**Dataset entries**
>>>

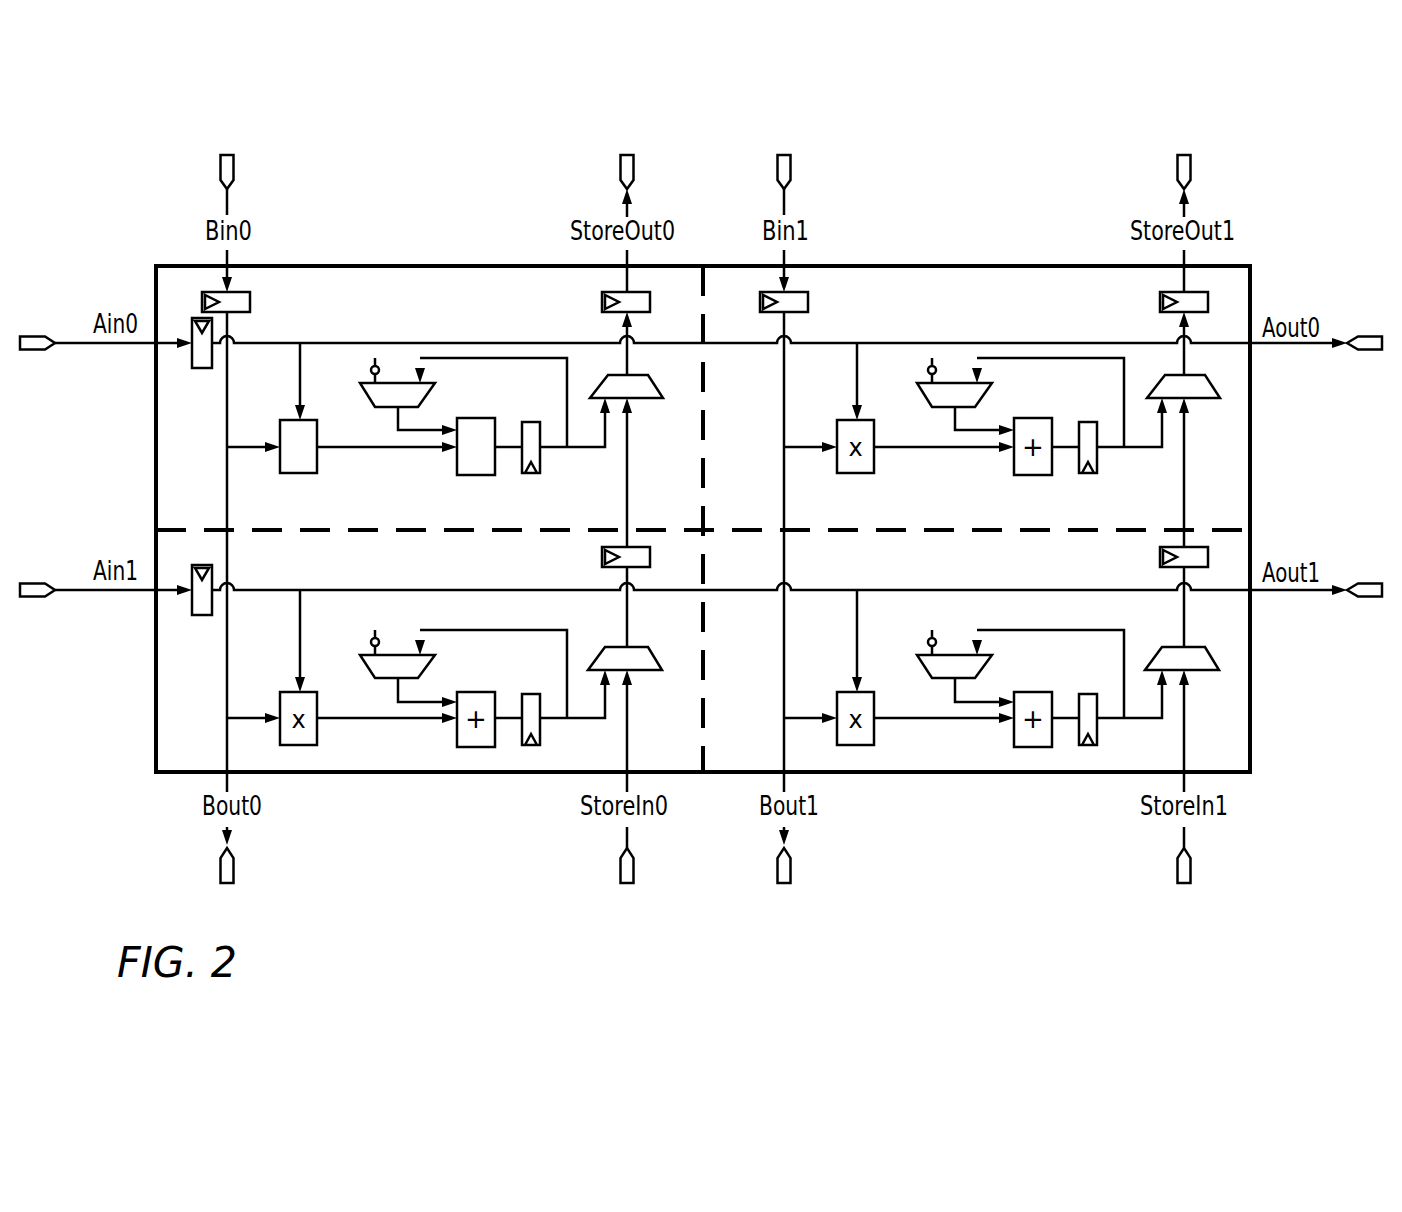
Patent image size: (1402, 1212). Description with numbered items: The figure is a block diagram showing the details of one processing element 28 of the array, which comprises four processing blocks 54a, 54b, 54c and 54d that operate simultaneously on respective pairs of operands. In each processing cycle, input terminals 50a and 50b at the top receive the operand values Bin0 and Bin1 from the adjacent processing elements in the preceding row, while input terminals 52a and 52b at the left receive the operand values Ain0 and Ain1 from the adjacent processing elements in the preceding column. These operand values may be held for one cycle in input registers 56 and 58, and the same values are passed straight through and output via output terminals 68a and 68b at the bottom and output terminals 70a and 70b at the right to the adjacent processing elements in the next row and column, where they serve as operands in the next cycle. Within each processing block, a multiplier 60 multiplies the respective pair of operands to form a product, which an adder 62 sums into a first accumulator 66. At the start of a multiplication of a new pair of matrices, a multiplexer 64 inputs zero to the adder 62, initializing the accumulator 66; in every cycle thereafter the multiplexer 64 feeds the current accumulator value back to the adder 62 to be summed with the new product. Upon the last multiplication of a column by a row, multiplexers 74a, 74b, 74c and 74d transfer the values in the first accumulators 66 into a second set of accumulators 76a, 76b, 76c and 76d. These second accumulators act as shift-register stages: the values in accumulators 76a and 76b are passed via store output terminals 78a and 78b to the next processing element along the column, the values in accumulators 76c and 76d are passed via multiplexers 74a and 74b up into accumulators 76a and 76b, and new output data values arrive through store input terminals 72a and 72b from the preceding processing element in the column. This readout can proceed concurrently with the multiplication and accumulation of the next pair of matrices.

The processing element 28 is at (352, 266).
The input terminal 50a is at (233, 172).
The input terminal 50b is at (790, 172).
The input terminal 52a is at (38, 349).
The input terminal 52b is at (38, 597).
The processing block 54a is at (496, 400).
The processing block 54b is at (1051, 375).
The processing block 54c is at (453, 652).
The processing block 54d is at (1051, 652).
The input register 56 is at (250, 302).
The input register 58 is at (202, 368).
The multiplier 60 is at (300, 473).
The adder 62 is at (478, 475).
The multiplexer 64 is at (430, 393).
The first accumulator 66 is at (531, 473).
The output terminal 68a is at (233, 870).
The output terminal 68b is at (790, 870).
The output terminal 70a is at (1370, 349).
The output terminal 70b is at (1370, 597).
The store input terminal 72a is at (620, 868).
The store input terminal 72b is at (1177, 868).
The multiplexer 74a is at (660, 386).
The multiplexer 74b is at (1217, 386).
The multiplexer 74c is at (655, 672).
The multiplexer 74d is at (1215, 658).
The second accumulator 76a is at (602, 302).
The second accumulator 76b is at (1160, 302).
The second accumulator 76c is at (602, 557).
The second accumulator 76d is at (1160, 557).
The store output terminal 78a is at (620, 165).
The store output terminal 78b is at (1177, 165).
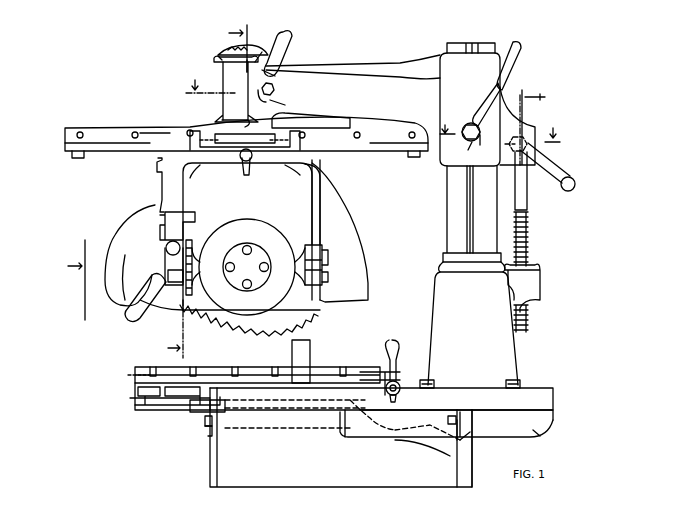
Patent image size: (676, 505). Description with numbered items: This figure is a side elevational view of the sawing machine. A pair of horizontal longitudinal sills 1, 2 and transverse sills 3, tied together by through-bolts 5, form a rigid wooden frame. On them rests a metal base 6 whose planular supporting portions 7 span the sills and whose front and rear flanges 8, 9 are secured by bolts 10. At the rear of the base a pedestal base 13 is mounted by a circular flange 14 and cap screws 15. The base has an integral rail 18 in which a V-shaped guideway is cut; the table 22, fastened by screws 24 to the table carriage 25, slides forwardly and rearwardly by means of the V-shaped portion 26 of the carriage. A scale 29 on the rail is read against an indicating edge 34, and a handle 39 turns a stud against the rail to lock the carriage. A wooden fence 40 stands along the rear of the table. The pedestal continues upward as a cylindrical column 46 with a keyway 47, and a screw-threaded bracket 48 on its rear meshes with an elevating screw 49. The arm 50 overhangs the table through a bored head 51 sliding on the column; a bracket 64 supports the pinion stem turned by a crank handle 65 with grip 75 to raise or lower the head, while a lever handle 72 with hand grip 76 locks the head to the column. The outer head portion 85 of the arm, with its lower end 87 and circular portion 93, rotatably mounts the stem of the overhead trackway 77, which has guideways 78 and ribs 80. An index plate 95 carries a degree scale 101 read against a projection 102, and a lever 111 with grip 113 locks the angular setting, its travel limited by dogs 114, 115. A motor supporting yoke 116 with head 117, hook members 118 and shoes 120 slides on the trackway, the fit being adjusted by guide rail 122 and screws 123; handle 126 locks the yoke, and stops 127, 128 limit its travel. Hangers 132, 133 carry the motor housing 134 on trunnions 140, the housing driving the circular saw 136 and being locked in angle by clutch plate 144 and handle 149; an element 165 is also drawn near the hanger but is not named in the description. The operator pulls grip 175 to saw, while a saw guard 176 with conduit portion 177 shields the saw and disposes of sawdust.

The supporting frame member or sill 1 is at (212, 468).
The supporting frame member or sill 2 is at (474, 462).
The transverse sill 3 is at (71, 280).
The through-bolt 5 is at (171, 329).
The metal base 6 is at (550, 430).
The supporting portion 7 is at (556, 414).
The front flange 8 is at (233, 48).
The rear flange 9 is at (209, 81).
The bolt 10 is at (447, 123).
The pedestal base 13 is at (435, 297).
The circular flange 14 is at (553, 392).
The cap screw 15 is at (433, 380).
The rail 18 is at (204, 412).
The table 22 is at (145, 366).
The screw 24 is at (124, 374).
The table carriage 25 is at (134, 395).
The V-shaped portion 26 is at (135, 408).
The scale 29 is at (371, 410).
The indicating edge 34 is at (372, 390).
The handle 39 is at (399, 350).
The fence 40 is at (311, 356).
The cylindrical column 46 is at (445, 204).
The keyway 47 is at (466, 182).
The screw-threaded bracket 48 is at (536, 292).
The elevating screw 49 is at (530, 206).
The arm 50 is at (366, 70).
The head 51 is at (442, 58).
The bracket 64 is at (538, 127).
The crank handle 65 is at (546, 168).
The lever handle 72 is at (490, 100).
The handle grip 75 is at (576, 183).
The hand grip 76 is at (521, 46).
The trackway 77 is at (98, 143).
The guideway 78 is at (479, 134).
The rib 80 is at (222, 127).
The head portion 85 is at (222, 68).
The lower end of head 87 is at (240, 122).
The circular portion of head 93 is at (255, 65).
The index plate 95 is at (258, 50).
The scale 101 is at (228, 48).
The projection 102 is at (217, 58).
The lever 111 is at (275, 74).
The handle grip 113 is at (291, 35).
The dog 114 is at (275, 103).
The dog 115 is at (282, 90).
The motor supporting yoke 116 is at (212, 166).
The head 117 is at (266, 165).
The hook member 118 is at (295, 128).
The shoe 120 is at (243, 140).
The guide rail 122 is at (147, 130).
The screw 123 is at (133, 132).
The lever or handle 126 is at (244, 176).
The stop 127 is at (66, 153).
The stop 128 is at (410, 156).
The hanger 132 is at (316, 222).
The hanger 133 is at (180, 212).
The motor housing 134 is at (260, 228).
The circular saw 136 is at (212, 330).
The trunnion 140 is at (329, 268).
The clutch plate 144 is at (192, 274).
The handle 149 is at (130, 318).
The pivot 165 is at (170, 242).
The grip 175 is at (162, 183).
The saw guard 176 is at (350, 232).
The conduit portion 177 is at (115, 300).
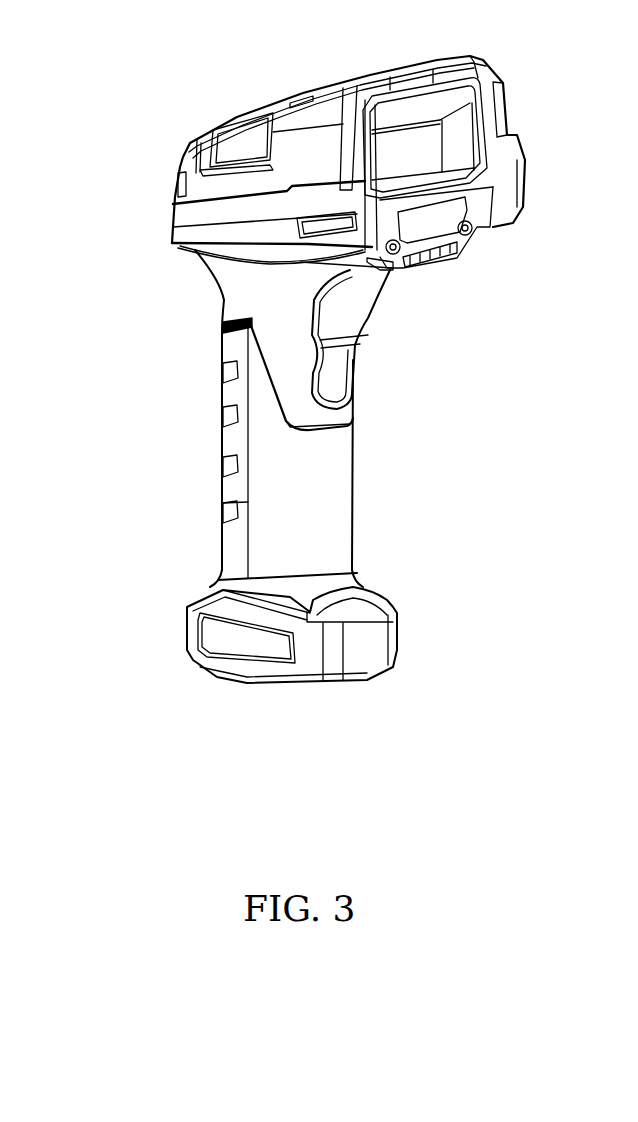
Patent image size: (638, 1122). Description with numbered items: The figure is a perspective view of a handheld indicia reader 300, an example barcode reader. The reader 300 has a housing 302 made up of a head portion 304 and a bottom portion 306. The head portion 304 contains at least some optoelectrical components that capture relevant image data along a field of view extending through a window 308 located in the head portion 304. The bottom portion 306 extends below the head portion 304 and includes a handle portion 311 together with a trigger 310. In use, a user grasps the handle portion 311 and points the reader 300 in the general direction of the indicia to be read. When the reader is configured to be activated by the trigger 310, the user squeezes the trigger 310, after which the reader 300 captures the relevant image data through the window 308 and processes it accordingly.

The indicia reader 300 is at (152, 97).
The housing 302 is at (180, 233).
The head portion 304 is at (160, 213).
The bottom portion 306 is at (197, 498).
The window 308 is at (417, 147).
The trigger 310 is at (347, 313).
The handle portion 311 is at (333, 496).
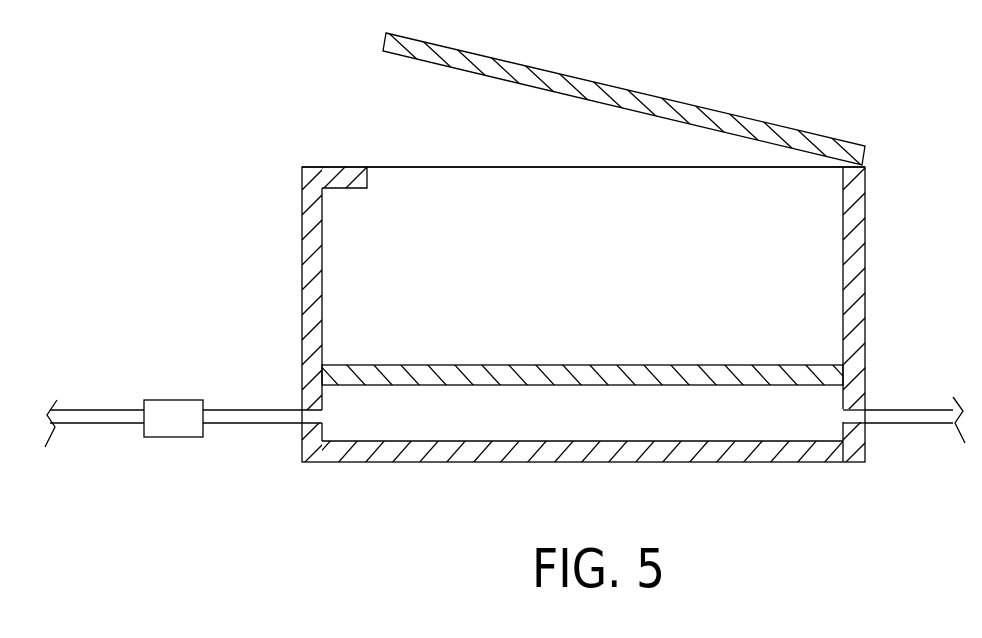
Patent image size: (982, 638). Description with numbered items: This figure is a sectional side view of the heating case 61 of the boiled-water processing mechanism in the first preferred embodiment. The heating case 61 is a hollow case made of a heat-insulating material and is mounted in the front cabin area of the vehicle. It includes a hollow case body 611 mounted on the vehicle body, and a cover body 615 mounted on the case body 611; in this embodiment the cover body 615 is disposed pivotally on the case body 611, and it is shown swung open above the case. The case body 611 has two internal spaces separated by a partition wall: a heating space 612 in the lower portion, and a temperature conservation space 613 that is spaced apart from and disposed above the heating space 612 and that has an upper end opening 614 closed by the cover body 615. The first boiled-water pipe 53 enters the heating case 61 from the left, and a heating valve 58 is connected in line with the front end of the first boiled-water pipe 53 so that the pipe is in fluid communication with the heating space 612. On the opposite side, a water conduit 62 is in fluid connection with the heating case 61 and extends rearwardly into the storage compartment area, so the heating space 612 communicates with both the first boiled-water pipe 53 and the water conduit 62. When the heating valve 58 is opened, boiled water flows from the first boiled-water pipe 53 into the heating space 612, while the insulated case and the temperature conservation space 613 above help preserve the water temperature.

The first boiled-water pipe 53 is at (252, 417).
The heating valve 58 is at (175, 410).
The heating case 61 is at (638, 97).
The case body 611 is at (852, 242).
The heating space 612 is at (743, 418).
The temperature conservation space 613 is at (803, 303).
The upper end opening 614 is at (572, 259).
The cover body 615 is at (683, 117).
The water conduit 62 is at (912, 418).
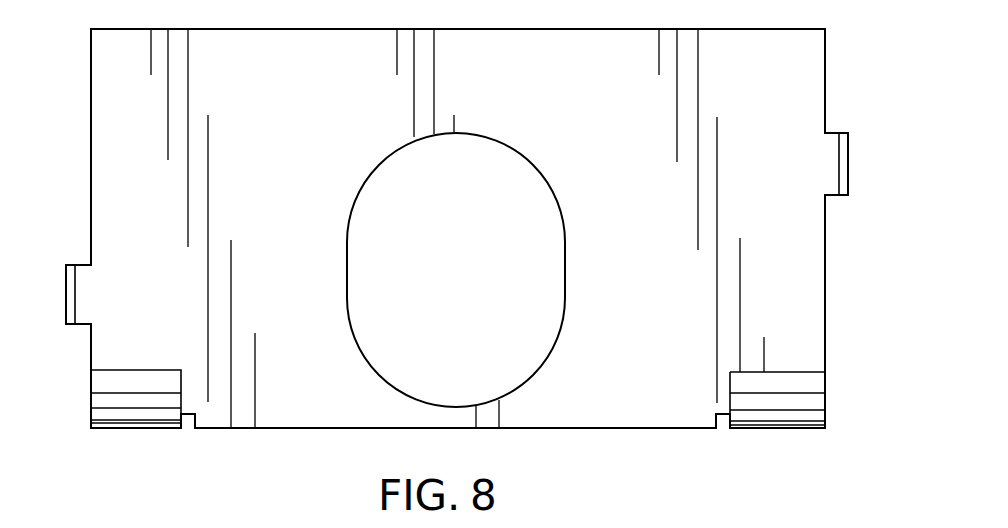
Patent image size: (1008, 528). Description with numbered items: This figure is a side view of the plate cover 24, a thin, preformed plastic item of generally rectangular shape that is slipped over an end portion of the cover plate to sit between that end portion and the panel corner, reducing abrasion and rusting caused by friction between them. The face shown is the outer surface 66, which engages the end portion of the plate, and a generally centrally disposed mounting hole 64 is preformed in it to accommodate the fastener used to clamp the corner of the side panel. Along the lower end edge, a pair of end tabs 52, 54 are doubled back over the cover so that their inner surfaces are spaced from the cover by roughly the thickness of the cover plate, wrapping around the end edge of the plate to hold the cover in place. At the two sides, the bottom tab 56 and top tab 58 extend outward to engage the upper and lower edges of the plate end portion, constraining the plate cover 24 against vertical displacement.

<<<

**What you have to do**
Duplicate the lines above, starting with the line containing "Patent image size: (638, 1122)." and going on through the line containing "The handle portion 311 is at (333, 496).", both ends included.

**Correct result**
Patent image size: (638, 1122). Description with numbered items: The figure is a perspective view of a handheld indicia reader 300, an example barcode reader. The reader 300 has a housing 302 made up of a head portion 304 and a bottom portion 306. The head portion 304 contains at least some optoelectrical components that capture relevant image data along a field of view extending through a window 308 located in the head portion 304. The bottom portion 306 extends below the head portion 304 and includes a handle portion 311 together with a trigger 310. In use, a user grasps the handle portion 311 and points the reader 300 in the general direction of the indicia to be read. When the reader is configured to be activated by the trigger 310, the user squeezes the trigger 310, after which the reader 300 captures the relevant image data through the window 308 and processes it accordingly.

The indicia reader 300 is at (152, 97).
The housing 302 is at (180, 233).
The head portion 304 is at (160, 213).
The bottom portion 306 is at (197, 498).
The window 308 is at (417, 147).
The trigger 310 is at (347, 313).
The handle portion 311 is at (333, 496).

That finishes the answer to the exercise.